%%

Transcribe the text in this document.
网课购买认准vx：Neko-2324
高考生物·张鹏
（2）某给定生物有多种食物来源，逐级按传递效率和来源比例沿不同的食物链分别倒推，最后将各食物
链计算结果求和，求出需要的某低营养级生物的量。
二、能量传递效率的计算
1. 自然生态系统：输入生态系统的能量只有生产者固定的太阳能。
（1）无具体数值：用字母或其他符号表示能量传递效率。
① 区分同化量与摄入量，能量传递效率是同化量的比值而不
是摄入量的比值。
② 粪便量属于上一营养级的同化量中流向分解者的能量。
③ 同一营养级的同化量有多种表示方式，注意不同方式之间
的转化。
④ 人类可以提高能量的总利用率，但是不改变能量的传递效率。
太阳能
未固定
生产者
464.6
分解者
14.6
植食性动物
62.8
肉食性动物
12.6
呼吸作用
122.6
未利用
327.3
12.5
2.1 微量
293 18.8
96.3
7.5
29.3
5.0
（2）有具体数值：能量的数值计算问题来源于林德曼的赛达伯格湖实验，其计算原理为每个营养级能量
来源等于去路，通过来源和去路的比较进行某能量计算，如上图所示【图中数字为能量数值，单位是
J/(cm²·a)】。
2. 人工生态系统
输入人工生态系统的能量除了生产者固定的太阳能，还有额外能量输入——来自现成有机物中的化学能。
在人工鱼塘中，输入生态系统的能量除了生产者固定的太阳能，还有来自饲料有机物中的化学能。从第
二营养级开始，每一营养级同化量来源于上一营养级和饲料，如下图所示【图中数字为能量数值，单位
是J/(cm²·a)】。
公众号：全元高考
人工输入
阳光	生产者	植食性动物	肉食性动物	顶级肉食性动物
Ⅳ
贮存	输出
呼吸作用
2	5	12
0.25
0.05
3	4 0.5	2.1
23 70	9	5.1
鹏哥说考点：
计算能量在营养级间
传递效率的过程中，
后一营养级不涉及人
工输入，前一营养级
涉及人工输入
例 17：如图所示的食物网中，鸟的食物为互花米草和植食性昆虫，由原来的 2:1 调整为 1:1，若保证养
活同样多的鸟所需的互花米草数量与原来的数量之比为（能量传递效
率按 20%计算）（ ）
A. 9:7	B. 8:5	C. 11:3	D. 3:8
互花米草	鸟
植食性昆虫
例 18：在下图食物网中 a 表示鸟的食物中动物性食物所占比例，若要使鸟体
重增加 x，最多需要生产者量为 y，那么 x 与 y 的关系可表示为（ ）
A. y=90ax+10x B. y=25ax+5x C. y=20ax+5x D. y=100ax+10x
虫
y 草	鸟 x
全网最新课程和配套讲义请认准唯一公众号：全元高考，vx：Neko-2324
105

%%
%%

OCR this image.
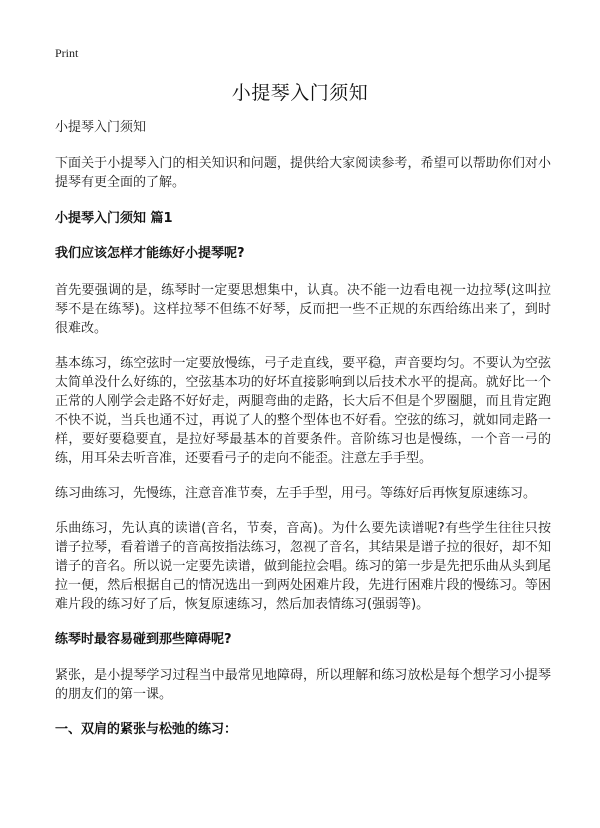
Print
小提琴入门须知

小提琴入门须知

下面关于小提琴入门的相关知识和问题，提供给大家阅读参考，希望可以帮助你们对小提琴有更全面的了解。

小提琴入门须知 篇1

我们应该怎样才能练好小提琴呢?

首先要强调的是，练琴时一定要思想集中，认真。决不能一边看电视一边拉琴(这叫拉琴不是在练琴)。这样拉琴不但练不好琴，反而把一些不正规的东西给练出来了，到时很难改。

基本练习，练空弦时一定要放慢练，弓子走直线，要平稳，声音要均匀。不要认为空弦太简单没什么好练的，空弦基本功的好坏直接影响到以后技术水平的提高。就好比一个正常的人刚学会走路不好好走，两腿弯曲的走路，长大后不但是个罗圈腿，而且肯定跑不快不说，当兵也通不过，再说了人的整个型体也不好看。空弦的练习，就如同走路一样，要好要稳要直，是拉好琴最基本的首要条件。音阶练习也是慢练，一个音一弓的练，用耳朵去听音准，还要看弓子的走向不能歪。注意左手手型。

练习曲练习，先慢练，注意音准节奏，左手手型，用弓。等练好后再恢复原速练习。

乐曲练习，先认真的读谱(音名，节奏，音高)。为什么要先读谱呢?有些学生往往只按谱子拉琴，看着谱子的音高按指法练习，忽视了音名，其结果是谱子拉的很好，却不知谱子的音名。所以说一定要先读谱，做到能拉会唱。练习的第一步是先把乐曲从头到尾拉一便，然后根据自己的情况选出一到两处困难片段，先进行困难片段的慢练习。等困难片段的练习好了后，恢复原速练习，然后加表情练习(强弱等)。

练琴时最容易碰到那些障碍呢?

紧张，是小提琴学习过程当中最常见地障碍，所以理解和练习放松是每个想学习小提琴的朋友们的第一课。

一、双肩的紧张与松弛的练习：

%%
%%

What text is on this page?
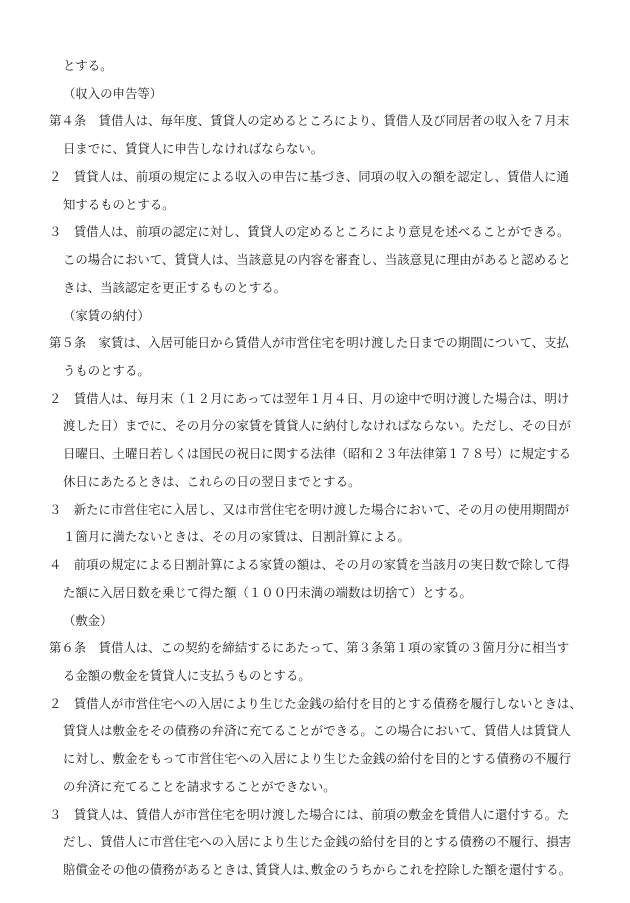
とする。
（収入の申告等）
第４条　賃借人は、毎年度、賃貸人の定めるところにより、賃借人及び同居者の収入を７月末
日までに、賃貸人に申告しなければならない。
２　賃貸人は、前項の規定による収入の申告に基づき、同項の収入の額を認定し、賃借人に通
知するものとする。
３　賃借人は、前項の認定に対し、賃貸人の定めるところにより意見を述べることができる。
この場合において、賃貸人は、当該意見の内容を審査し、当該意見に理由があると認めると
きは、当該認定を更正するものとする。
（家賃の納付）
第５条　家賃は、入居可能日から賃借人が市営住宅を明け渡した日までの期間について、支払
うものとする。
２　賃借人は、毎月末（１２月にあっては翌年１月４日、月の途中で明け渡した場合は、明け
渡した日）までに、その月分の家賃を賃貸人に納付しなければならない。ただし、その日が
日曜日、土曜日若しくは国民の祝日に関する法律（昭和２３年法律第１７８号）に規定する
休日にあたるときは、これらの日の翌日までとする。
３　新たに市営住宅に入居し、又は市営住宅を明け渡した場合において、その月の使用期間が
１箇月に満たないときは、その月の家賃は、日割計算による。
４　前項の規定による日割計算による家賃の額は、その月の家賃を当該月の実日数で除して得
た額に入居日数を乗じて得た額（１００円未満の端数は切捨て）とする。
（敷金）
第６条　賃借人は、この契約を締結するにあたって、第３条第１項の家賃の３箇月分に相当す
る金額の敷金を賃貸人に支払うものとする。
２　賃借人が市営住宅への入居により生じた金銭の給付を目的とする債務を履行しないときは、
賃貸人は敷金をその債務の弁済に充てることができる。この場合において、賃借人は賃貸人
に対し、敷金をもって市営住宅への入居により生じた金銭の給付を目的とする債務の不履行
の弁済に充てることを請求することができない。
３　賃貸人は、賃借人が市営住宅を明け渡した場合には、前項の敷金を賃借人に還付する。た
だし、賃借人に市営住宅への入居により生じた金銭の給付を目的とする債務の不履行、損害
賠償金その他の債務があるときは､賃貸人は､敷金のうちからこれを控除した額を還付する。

%%

Work to complete:
Each line in the entries above that includes the string "图中数字为能量数值" should be extracted.

Finished task:
来源等于去路，通过来源和去路的比较进行某能量计算，如上图所示【图中数字为能量数值，单位是
二营养级开始，每一营养级同化量来源于上一营养级和饲料，如下图所示【图中数字为能量数值，单位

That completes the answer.